### Problem statement
Every record should be written out exactly, please.

### Extracted data
————

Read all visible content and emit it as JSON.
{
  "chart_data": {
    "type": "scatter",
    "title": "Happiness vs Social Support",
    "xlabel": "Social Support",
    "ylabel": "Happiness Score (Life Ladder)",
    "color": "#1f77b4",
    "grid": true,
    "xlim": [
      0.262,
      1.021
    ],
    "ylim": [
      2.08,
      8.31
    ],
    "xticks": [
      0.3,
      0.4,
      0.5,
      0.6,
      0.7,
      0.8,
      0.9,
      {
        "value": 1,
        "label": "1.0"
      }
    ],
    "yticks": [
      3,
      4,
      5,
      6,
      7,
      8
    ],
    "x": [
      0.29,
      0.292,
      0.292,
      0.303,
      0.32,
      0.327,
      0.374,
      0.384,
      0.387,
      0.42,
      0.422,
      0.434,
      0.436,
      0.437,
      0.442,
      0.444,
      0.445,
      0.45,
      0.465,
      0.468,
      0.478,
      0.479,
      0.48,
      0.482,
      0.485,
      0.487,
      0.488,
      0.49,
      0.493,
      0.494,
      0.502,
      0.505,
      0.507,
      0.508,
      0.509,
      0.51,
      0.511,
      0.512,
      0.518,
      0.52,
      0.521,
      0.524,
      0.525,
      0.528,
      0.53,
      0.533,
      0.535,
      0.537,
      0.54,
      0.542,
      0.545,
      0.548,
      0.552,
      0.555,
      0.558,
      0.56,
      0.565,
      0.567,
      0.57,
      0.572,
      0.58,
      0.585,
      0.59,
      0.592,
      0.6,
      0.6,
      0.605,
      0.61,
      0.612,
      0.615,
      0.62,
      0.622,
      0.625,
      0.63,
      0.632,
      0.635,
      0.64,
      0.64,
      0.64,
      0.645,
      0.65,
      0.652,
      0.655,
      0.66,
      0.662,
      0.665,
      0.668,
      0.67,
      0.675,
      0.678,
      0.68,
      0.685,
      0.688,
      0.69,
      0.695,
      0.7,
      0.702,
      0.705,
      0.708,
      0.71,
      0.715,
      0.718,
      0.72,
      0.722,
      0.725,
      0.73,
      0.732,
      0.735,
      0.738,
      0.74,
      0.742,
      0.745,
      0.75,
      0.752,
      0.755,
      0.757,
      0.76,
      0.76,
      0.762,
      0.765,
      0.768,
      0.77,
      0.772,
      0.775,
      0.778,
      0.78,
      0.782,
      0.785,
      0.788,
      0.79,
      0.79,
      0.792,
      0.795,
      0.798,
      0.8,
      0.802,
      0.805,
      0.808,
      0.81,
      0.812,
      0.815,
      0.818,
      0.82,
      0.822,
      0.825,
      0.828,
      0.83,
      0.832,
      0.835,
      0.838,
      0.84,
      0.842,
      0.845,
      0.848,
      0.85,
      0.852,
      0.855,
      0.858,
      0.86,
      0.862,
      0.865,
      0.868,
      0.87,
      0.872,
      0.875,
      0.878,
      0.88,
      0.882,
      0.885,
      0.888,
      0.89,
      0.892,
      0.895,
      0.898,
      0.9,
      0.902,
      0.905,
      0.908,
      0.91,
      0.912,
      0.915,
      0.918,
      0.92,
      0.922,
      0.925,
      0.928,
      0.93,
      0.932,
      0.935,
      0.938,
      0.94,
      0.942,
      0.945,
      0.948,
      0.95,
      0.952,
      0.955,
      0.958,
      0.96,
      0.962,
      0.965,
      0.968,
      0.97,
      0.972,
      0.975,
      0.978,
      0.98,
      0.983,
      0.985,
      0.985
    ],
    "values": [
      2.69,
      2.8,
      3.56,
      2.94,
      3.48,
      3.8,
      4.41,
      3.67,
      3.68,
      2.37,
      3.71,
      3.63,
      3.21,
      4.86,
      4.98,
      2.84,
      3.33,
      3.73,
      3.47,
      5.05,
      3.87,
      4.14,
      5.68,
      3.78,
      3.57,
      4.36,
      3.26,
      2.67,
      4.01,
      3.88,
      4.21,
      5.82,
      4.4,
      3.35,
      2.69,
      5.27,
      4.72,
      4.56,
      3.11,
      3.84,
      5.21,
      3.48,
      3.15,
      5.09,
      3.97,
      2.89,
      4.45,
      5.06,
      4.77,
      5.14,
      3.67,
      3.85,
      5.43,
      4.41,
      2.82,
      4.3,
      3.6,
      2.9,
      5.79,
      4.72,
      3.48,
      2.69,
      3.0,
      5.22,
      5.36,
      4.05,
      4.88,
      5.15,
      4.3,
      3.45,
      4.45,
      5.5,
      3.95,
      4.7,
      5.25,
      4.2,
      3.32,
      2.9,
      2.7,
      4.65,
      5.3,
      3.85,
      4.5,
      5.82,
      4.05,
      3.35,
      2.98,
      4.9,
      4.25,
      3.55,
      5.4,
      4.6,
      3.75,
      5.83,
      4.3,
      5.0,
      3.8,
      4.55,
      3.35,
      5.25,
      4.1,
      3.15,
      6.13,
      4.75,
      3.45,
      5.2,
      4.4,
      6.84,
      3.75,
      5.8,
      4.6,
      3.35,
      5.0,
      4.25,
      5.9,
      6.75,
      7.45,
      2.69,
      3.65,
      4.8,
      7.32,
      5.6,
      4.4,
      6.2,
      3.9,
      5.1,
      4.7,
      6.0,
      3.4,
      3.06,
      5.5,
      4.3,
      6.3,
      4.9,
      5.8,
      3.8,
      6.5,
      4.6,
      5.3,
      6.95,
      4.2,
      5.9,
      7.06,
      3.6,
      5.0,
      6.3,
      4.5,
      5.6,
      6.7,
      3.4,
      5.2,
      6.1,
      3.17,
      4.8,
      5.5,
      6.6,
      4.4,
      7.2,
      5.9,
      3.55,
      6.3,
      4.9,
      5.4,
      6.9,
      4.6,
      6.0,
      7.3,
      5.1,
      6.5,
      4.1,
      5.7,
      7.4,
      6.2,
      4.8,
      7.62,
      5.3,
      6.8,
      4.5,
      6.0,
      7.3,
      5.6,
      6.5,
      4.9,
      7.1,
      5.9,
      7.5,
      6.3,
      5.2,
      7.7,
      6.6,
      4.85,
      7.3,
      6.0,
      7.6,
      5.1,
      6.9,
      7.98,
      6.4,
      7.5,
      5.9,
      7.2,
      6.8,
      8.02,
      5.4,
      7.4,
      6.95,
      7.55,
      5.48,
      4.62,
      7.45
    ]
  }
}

————

### Answer to this problem
Read all visible content and emit it as JSON.
{
  "chart_data": {
    "type": "scatter",
    "title": "Happiness vs Social Support",
    "xlabel": "Social Support",
    "ylabel": "Happiness Score (Life Ladder)",
    "color": "#1f77b4",
    "grid": true,
    "xlim": [
      0.262,
      1.021
    ],
    "ylim": [
      2.08,
      8.31
    ],
    "xticks": [
      0.3,
      0.4,
      0.5,
      0.6,
      0.7,
      0.8,
      0.9,
      {
        "value": 1,
        "label": "1.0"
      }
    ],
    "yticks": [
      3,
      4,
      5,
      6,
      7,
      8
    ],
    "x": [
      0.29,
      0.292,
      0.292,
      0.303,
      0.32,
      0.327,
      0.374,
      0.384,
      0.387,
      0.42,
      0.422,
      0.434,
      0.436,
      0.437,
      0.442,
      0.444,
      0.445,
      0.45,
      0.465,
      0.468,
      0.478,
      0.479,
      0.48,
      0.482,
      0.485,
      0.487,
      0.488,
      0.49,
      0.493,
      0.494,
      0.502,
      0.505,
      0.507,
      0.508,
      0.509,
      0.51,
      0.511,
      0.512,
      0.518,
      0.52,
      0.521,
      0.524,
      0.525,
      0.528,
      0.53,
      0.533,
      0.535,
      0.537,
      0.54,
      0.542,
      0.545,
      0.548,
      0.552,
      0.555,
      0.558,
      0.56,
      0.565,
      0.567,
      0.57,
      0.572,
      0.58,
      0.585,
      0.59,
      0.592,
      0.6,
      0.6,
      0.605,
      0.61,
      0.612,
      0.615,
      0.62,
      0.622,
      0.625,
      0.63,
      0.632,
      0.635,
      0.64,
      0.64,
      0.64,
      0.645,
      0.65,
      0.652,
      0.655,
      0.66,
      0.662,
      0.665,
      0.668,
      0.67,
      0.675,
      0.678,
      0.68,
      0.685,
      0.688,
      0.69,
      0.695,
      0.7,
      0.702,
      0.705,
      0.708,
      0.71,
      0.715,
      0.718,
      0.72,
      0.722,
      0.725,
      0.73,
      0.732,
      0.735,
      0.738,
      0.74,
      0.742,
      0.745,
      0.75,
      0.752,
      0.755,
      0.757,
      0.76,
      0.76,
      0.762,
      0.765,
      0.768,
      0.77,
      0.772,
      0.775,
      0.778,
      0.78,
      0.782,
      0.785,
      0.788,
      0.79,
      0.79,
      0.792,
      0.795,
      0.798,
      0.8,
      0.802,
      0.805,
      0.808,
      0.81,
      0.812,
      0.815,
      0.818,
      0.82,
      0.822,
      0.825,
      0.828,
      0.83,
      0.832,
      0.835,
      0.838,
      0.84,
      0.842,
      0.845,
      0.848,
      0.85,
      0.852,
      0.855,
      0.858,
      0.86,
      0.862,
      0.865,
      0.868,
      0.87,
      0.872,
      0.875,
      0.878,
      0.88,
      0.882,
      0.885,
      0.888,
      0.89,
      0.892,
      0.895,
      0.898,
      0.9,
      0.902,
      0.905,
      0.908,
      0.91,
      0.912,
      0.915,
      0.918,
      0.92,
      0.922,
      0.925,
      0.928,
      0.93,
      0.932,
      0.935,
      0.938,
      0.94,
      0.942,
      0.945,
      0.948,
      0.95,
      0.952,
      0.955,
      0.958,
      0.96,
      0.962,
      0.965,
      0.968,
      0.97,
      0.972,
      0.975,
      0.978,
      0.98,
      0.983,
      0.985,
      0.985
    ],
    "values": [
      2.69,
      2.8,
      3.56,
      2.94,
      3.48,
      3.8,
      4.41,
      3.67,
      3.68,
      2.37,
      3.71,
      3.63,
      3.21,
      4.86,
      4.98,
      2.84,
      3.33,
      3.73,
      3.47,
      5.05,
      3.87,
      4.14,
      5.68,
      3.78,
      3.57,
      4.36,
      3.26,
      2.67,
      4.01,
      3.88,
      4.21,
      5.82,
      4.4,
      3.35,
      2.69,
      5.27,
      4.72,
      4.56,
      3.11,
      3.84,
      5.21,
      3.48,
      3.15,
      5.09,
      3.97,
      2.89,
      4.45,
      5.06,
      4.77,
      5.14,
      3.67,
      3.85,
      5.43,
      4.41,
      2.82,
      4.3,
      3.6,
      2.9,
      5.79,
      4.72,
      3.48,
      2.69,
      3.0,
      5.22,
      5.36,
      4.05,
      4.88,
      5.15,
      4.3,
      3.45,
      4.45,
      5.5,
      3.95,
      4.7,
      5.25,
      4.2,
      3.32,
      2.9,
      2.7,
      4.65,
      5.3,
      3.85,
      4.5,
      5.82,
      4.05,
      3.35,
      2.98,
      4.9,
      4.25,
      3.55,
      5.4,
      4.6,
      3.75,
      5.83,
      4.3,
      5.0,
      3.8,
      4.55,
      3.35,
      5.25,
      4.1,
      3.15,
      6.13,
      4.75,
      3.45,
      5.2,
      4.4,
      6.84,
      3.75,
      5.8,
      4.6,
      3.35,
      5.0,
      4.25,
      5.9,
      6.75,
      7.45,
      2.69,
      3.65,
      4.8,
      7.32,
      5.6,
      4.4,
      6.2,
      3.9,
      5.1,
      4.7,
      6.0,
      3.4,
      3.06,
      5.5,
      4.3,
      6.3,
      4.9,
      5.8,
      3.8,
      6.5,
      4.6,
      5.3,
      6.95,
      4.2,
      5.9,
      7.06,
      3.6,
      5.0,
      6.3,
      4.5,
      5.6,
      6.7,
      3.4,
      5.2,
      6.1,
      3.17,
      4.8,
      5.5,
      6.6,
      4.4,
      7.2,
      5.9,
      3.55,
      6.3,
      4.9,
      5.4,
      6.9,
      4.6,
      6.0,
      7.3,
      5.1,
      6.5,
      4.1,
      5.7,
      7.4,
      6.2,
      4.8,
      7.62,
      5.3,
      6.8,
      4.5,
      6.0,
      7.3,
      5.6,
      6.5,
      4.9,
      7.1,
      5.9,
      7.5,
      6.3,
      5.2,
      7.7,
      6.6,
      4.85,
      7.3,
      6.0,
      7.6,
      5.1,
      6.9,
      7.98,
      6.4,
      7.5,
      5.9,
      7.2,
      6.8,
      8.02,
      5.4,
      7.4,
      6.95,
      7.55,
      5.48,
      4.62,
      7.45
    ]
  }
}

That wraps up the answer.